» Material shown
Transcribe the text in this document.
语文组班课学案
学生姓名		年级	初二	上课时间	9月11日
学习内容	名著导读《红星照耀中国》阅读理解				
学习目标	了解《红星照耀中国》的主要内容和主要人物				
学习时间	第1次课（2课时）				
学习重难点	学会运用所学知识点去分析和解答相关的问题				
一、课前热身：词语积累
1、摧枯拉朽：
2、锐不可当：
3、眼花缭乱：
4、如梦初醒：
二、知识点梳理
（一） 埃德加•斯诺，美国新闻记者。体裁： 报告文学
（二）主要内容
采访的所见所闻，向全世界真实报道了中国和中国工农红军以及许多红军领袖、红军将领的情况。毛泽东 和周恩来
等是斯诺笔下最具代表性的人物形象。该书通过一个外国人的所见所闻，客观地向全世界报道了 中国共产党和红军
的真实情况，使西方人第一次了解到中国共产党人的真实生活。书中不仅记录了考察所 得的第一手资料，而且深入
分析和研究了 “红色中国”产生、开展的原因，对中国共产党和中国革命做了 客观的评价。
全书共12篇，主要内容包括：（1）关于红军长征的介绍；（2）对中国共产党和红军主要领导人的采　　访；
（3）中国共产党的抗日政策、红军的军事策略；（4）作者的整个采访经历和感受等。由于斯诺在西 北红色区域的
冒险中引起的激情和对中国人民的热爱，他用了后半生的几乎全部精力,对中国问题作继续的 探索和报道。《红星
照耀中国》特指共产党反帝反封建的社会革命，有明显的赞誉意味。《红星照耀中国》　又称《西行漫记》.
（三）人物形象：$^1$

» Task brief
Go through the entries above and copy every line containing "红星照耀中国".

» Written response
学习内容	名著导读《红星照耀中国》阅读理解				
学习目标	了解《红星照耀中国》的主要内容和主要人物				
照耀中国》特指共产党反帝反封建的社会革命，有明显的赞誉意味。《红星照耀中国》　又称《西行漫记》.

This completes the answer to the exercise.